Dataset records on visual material
☆ ☆ ☆ ☆

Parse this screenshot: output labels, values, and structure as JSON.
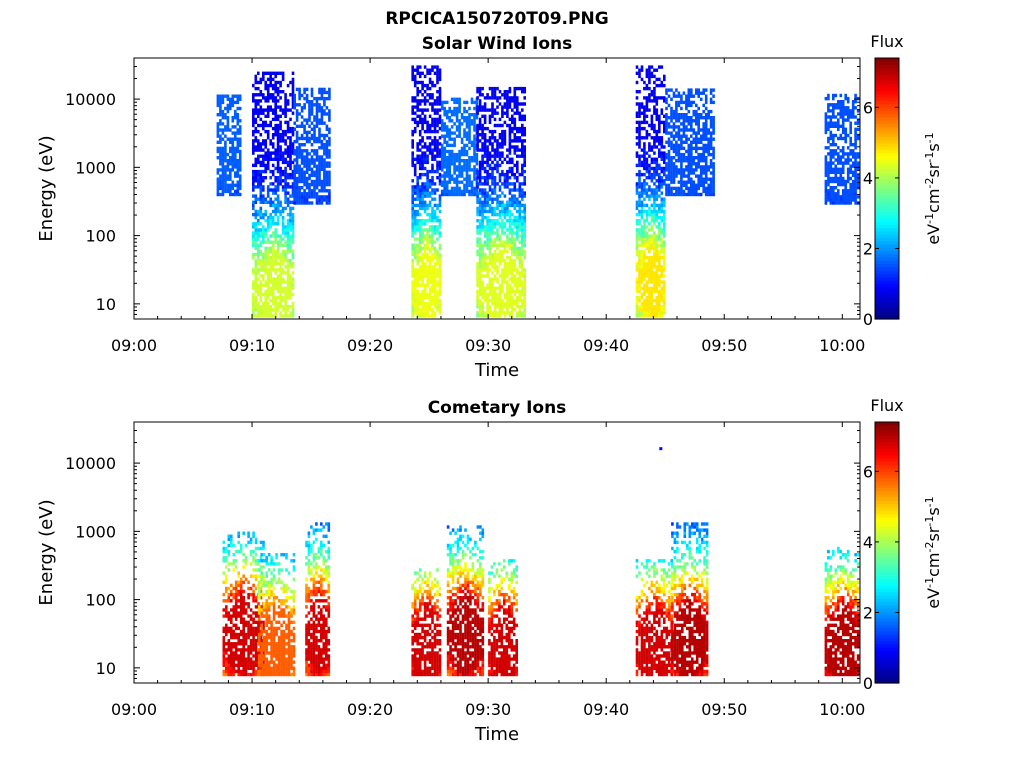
{
  "figure_title": "RPCICA150720T09.PNG",
  "chart_data": [
    {
      "type": "heatmap",
      "title": "Solar Wind Ions",
      "xlabel": "Time",
      "ylabel": "Energy (eV)",
      "x_ticks": [
        "09:00",
        "09:10",
        "09:20",
        "09:30",
        "09:40",
        "09:50",
        "10:00"
      ],
      "x_range_minutes": [
        0,
        61.5
      ],
      "y_scale": "log",
      "y_ticks": [
        10,
        100,
        1000,
        10000
      ],
      "y_range": [
        6,
        40000
      ],
      "colorbar": {
        "label_top": "Flux",
        "label": "eV-1cm-2sr-1s-1",
        "ticks": [
          0,
          2,
          4,
          6
        ],
        "range": [
          0,
          7.4
        ],
        "colormap": "jet"
      },
      "bursts": [
        {
          "t_start": "09:07",
          "t_end": "09:09",
          "e_min": 400,
          "e_max": 12000,
          "peak_flux": 1.6,
          "peak_energy": 3000
        },
        {
          "t_start": "09:10",
          "t_end": "09:13:30",
          "e_min": 6,
          "e_max": 25000,
          "peak_flux": 4.3,
          "peak_energy": 15
        },
        {
          "t_start": "09:13:30",
          "t_end": "09:16:30",
          "e_min": 300,
          "e_max": 15000,
          "peak_flux": 1.5,
          "peak_energy": 3000
        },
        {
          "t_start": "09:23:30",
          "t_end": "09:26",
          "e_min": 6,
          "e_max": 30000,
          "peak_flux": 4.5,
          "peak_energy": 18
        },
        {
          "t_start": "09:26",
          "t_end": "09:29",
          "e_min": 400,
          "e_max": 10000,
          "peak_flux": 1.7,
          "peak_energy": 2500
        },
        {
          "t_start": "09:29",
          "t_end": "09:33",
          "e_min": 6,
          "e_max": 15000,
          "peak_flux": 4.4,
          "peak_energy": 18
        },
        {
          "t_start": "09:42:30",
          "t_end": "09:45",
          "e_min": 6,
          "e_max": 30000,
          "peak_flux": 4.8,
          "peak_energy": 20
        },
        {
          "t_start": "09:45",
          "t_end": "09:49",
          "e_min": 400,
          "e_max": 15000,
          "peak_flux": 1.5,
          "peak_energy": 3000
        },
        {
          "t_start": "09:58:30",
          "t_end": "10:01:30",
          "e_min": 300,
          "e_max": 12000,
          "peak_flux": 1.5,
          "peak_energy": 2500
        }
      ]
    },
    {
      "type": "heatmap",
      "title": "Cometary Ions",
      "xlabel": "Time",
      "ylabel": "Energy (eV)",
      "x_ticks": [
        "09:00",
        "09:10",
        "09:20",
        "09:30",
        "09:40",
        "09:50",
        "10:00"
      ],
      "x_range_minutes": [
        0,
        61.5
      ],
      "y_scale": "log",
      "y_ticks": [
        10,
        100,
        1000,
        10000
      ],
      "y_range": [
        6,
        40000
      ],
      "colorbar": {
        "label_top": "Flux",
        "label": "eV-1cm-2sr-1s-1",
        "ticks": [
          0,
          2,
          4,
          6
        ],
        "range": [
          0,
          7.4
        ],
        "colormap": "jet"
      },
      "bursts": [
        {
          "t_start": "09:07:30",
          "t_end": "09:11",
          "e_min": 8,
          "e_max": 1000,
          "peak_flux": 6.8,
          "peak_energy": 30
        },
        {
          "t_start": "09:10:30",
          "t_end": "09:13:30",
          "e_min": 8,
          "e_max": 500,
          "peak_flux": 5.8,
          "peak_energy": 20
        },
        {
          "t_start": "09:14:30",
          "t_end": "09:16:30",
          "e_min": 8,
          "e_max": 1500,
          "peak_flux": 6.8,
          "peak_energy": 30
        },
        {
          "t_start": "09:23:30",
          "t_end": "09:26",
          "e_min": 8,
          "e_max": 300,
          "peak_flux": 6.8,
          "peak_energy": 20
        },
        {
          "t_start": "09:26:30",
          "t_end": "09:29:30",
          "e_min": 8,
          "e_max": 1200,
          "peak_flux": 7.0,
          "peak_energy": 30
        },
        {
          "t_start": "09:30",
          "t_end": "09:32:30",
          "e_min": 8,
          "e_max": 400,
          "peak_flux": 6.8,
          "peak_energy": 20
        },
        {
          "t_start": "09:42:30",
          "t_end": "09:45:30",
          "e_min": 8,
          "e_max": 400,
          "peak_flux": 6.8,
          "peak_energy": 20
        },
        {
          "t_start": "09:45:30",
          "t_end": "09:48:30",
          "e_min": 8,
          "e_max": 1400,
          "peak_flux": 7.0,
          "peak_energy": 25
        },
        {
          "t_start": "09:58:30",
          "t_end": "10:01:30",
          "e_min": 8,
          "e_max": 600,
          "peak_flux": 7.0,
          "peak_energy": 20
        }
      ],
      "outliers": [
        {
          "t": "09:44:30",
          "energy": 16000,
          "flux": 1.0
        }
      ]
    }
  ]
}
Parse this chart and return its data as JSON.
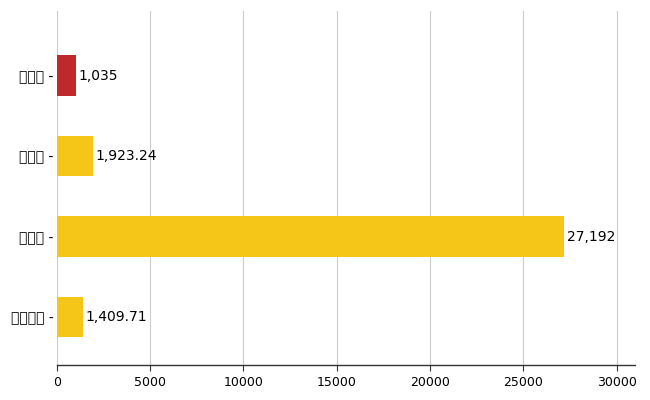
{
  "categories": [
    "古賀市",
    "県平均",
    "県最大",
    "全国平均"
  ],
  "values": [
    1035,
    1923.24,
    27192,
    1409.71
  ],
  "labels": [
    "1,035",
    "1,923.24",
    "27,192",
    "1,409.71"
  ],
  "bar_colors": [
    "#c0292b",
    "#f5c518",
    "#f5c518",
    "#f5c518"
  ],
  "background_color": "#ffffff",
  "grid_color": "#cccccc",
  "xlim": [
    0,
    31000
  ],
  "xticks": [
    0,
    5000,
    10000,
    15000,
    20000,
    25000,
    30000
  ],
  "bar_height": 0.5,
  "label_fontsize": 10,
  "tick_fontsize": 9,
  "ytick_fontsize": 10
}
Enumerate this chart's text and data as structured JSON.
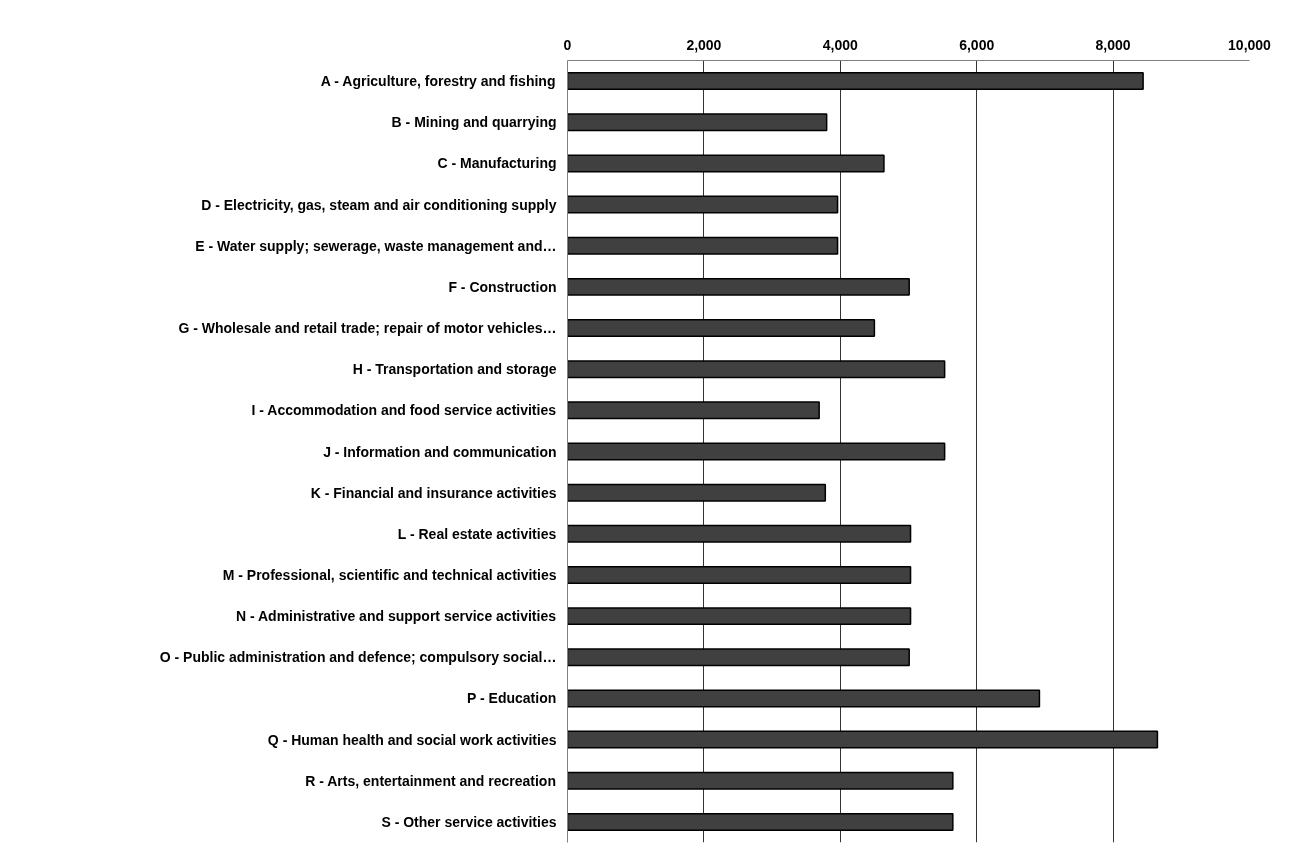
{
  "chart_data": {
    "type": "bar",
    "orientation": "horizontal",
    "categories": [
      "A - Agriculture, forestry and fishing",
      "B - Mining and quarrying",
      "C - Manufacturing",
      "D - Electricity, gas, steam and air conditioning supply",
      "E - Water supply; sewerage, waste management and…",
      "F - Construction",
      "G - Wholesale and retail trade; repair of motor vehicles…",
      "H - Transportation and storage",
      "I - Accommodation and food service activities",
      "J - Information and communication",
      "K - Financial and insurance activities",
      "L - Real estate activities",
      "M - Professional, scientific and technical activities",
      "N - Administrative and support service activities",
      "O - Public administration and defence; compulsory social…",
      "P - Education",
      "Q - Human health and social work activities",
      "R - Arts, entertainment and recreation",
      "S - Other service activities"
    ],
    "values": [
      8440,
      3800,
      4640,
      3960,
      3960,
      5010,
      4500,
      5530,
      3690,
      5530,
      3780,
      5030,
      5030,
      5030,
      5010,
      6920,
      8650,
      5650,
      5650
    ],
    "color": "#404040",
    "xlim": [
      0,
      10000
    ],
    "xticks": [
      {
        "value": 0,
        "label": "0"
      },
      {
        "value": 2000,
        "label": "2,000"
      },
      {
        "value": 4000,
        "label": "4,000"
      },
      {
        "value": 6000,
        "label": "6,000"
      },
      {
        "value": 8000,
        "label": "8,000"
      },
      {
        "value": 10000,
        "label": "10,000"
      }
    ],
    "grid": "x"
  }
}
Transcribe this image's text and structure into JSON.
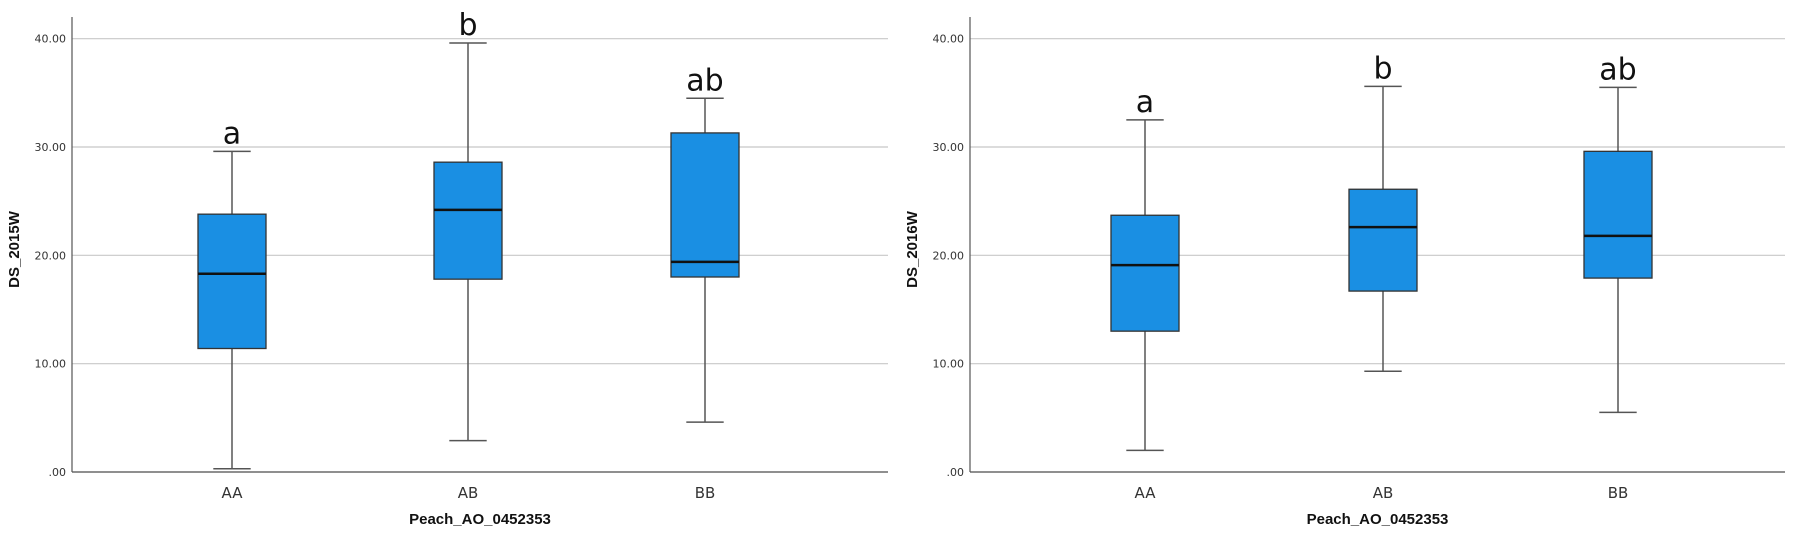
{
  "chart_data": [
    {
      "type": "box",
      "xlabel": "Peach_AO_0452353",
      "ylabel": "DS_2015W",
      "ylim": [
        0,
        42
      ],
      "yticks": [
        0,
        10,
        20,
        30,
        40
      ],
      "ytick_labels": [
        ".00",
        "10.00",
        "20.00",
        "30.00",
        "40.00"
      ],
      "grid": true,
      "box_color": "#1a8fe3",
      "categories": [
        "AA",
        "AB",
        "BB"
      ],
      "boxes": [
        {
          "category": "AA",
          "min": 0.3,
          "q1": 11.4,
          "median": 18.3,
          "q3": 23.8,
          "max": 29.6,
          "label": "a"
        },
        {
          "category": "AB",
          "min": 2.9,
          "q1": 17.8,
          "median": 24.2,
          "q3": 28.6,
          "max": 39.6,
          "label": "b"
        },
        {
          "category": "BB",
          "min": 4.6,
          "q1": 18.0,
          "median": 19.4,
          "q3": 31.3,
          "max": 34.5,
          "label": "ab"
        }
      ]
    },
    {
      "type": "box",
      "xlabel": "Peach_AO_0452353",
      "ylabel": "DS_2016W",
      "ylim": [
        0,
        42
      ],
      "yticks": [
        0,
        10,
        20,
        30,
        40
      ],
      "ytick_labels": [
        ".00",
        "10.00",
        "20.00",
        "30.00",
        "40.00"
      ],
      "grid": true,
      "box_color": "#1a8fe3",
      "categories": [
        "AA",
        "AB",
        "BB"
      ],
      "boxes": [
        {
          "category": "AA",
          "min": 2.0,
          "q1": 13.0,
          "median": 19.1,
          "q3": 23.7,
          "max": 32.5,
          "label": "a"
        },
        {
          "category": "AB",
          "min": 9.3,
          "q1": 16.7,
          "median": 22.6,
          "q3": 26.1,
          "max": 35.6,
          "label": "b"
        },
        {
          "category": "BB",
          "min": 5.5,
          "q1": 17.9,
          "median": 21.8,
          "q3": 29.6,
          "max": 35.5,
          "label": "ab"
        }
      ]
    }
  ]
}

☆ ☆ ☆ ☆

### Requirements
Whenever "JSON" turns up in a line, pick that line out.

### Solution below
Parse this screenshot: output labels, values, and structure as JSON.
Parse this chart and return its data as JSON.
Enumerate this chart's text and data as structured JSON.
Transcribe this image's text and structure into JSON.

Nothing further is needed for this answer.